Recorded data
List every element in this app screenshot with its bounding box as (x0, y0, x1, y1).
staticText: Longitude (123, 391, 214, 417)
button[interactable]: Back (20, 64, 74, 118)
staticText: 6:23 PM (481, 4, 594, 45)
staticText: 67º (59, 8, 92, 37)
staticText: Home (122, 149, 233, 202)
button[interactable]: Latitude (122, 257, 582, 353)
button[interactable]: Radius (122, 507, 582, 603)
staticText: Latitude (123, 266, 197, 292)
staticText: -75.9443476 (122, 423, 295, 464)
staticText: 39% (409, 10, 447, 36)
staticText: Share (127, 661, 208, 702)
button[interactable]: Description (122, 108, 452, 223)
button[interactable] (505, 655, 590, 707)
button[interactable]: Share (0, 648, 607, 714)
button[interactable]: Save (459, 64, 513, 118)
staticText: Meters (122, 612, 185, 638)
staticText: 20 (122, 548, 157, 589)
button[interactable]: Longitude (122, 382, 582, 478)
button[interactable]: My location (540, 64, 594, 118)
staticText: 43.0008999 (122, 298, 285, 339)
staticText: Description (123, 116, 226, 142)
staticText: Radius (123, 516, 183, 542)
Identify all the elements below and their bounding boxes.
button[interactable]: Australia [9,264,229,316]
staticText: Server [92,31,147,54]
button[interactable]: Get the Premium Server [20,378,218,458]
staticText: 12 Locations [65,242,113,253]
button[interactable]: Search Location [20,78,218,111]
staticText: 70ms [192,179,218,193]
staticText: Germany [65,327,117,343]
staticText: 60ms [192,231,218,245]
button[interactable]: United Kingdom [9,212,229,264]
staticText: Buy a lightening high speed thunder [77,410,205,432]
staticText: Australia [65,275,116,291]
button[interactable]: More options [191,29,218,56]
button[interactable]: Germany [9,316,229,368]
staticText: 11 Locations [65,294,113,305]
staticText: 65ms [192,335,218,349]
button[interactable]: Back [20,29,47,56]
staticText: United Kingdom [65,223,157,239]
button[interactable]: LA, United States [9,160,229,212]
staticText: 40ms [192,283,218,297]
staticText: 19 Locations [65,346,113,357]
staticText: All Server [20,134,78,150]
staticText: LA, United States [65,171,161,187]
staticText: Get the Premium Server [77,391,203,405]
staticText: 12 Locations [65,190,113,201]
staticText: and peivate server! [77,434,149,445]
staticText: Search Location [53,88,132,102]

--

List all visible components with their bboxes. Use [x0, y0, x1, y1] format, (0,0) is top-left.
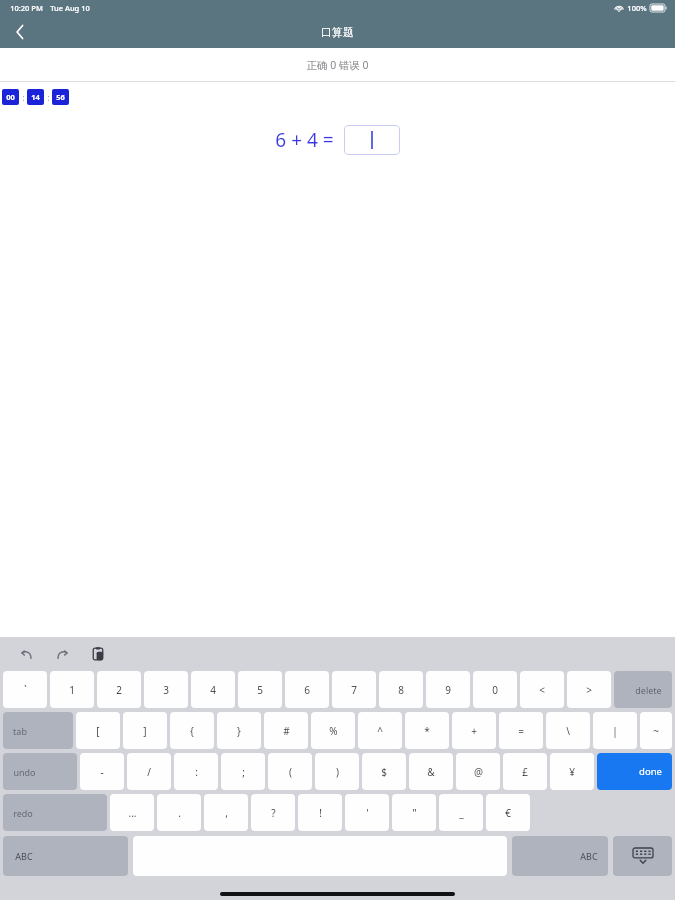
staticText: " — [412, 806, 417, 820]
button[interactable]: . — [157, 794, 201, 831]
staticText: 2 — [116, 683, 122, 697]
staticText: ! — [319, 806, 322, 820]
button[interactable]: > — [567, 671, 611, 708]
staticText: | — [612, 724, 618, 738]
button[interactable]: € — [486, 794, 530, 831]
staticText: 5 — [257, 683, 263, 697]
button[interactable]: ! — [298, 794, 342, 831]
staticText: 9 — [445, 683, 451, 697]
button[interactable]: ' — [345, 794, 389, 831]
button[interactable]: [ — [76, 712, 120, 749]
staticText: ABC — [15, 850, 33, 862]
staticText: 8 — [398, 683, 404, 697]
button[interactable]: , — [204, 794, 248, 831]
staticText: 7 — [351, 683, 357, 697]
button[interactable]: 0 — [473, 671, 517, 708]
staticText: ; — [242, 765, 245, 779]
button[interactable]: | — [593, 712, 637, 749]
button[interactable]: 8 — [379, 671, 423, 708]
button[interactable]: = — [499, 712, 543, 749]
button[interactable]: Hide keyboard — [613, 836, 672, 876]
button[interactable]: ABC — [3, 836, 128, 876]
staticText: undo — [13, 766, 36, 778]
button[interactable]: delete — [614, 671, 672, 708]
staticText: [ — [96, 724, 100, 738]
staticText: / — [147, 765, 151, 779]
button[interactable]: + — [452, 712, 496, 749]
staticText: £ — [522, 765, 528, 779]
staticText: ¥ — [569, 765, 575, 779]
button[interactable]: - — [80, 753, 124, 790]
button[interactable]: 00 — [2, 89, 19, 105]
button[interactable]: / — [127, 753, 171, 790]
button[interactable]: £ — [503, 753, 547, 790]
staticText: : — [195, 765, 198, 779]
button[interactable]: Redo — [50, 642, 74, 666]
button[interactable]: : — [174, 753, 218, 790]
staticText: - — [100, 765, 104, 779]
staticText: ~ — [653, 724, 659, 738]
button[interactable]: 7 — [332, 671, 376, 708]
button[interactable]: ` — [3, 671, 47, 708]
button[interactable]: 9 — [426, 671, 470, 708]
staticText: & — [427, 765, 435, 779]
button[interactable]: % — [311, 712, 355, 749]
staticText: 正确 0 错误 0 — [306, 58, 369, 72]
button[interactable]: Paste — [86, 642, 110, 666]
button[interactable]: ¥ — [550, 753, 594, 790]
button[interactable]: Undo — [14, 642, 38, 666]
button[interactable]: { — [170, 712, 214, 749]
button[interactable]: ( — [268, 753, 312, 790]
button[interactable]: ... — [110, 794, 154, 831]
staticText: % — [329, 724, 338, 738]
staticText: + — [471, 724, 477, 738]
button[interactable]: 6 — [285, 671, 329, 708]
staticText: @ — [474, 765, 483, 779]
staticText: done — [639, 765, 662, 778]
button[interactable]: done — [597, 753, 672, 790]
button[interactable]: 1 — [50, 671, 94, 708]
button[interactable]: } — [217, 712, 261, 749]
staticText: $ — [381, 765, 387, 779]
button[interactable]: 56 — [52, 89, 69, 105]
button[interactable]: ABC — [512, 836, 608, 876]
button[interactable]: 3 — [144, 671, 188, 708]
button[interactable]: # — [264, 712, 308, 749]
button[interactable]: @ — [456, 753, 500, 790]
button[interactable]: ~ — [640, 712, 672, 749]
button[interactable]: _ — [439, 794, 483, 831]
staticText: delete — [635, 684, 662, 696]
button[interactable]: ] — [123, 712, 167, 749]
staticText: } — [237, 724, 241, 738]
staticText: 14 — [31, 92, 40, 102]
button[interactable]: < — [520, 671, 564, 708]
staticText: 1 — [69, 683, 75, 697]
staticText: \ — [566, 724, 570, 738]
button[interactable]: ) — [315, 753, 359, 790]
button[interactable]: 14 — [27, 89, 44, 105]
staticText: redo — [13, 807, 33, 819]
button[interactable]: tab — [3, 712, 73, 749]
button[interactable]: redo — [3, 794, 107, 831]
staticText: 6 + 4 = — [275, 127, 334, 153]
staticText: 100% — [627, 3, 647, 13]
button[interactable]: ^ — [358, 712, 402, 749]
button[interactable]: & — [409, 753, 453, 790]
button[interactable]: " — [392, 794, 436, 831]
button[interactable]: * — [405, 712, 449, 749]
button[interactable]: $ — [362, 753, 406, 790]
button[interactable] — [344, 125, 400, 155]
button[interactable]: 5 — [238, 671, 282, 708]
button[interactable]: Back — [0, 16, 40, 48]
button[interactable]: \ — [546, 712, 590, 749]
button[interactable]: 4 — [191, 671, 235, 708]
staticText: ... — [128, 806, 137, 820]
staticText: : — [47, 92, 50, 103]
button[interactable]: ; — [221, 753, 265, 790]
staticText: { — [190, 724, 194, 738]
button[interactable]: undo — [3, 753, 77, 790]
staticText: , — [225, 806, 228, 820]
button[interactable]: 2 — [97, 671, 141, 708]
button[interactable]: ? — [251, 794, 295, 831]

Stated task:
Rewrite the rows starting at the one containing "806, 417, 820]" and ending at the one containing "staticText: | — [612, 724, 618, 738]", renaming "button" to "key" wherever it appears and leaving everything else unchanged.

Solved problem:
staticText: " — [412, 806, 417, 820]
key[interactable]: . — [157, 794, 201, 831]
staticText: 2 — [116, 683, 122, 697]
staticText: ! — [319, 806, 322, 820]
key[interactable]: > — [567, 671, 611, 708]
staticText: | — [612, 724, 618, 738]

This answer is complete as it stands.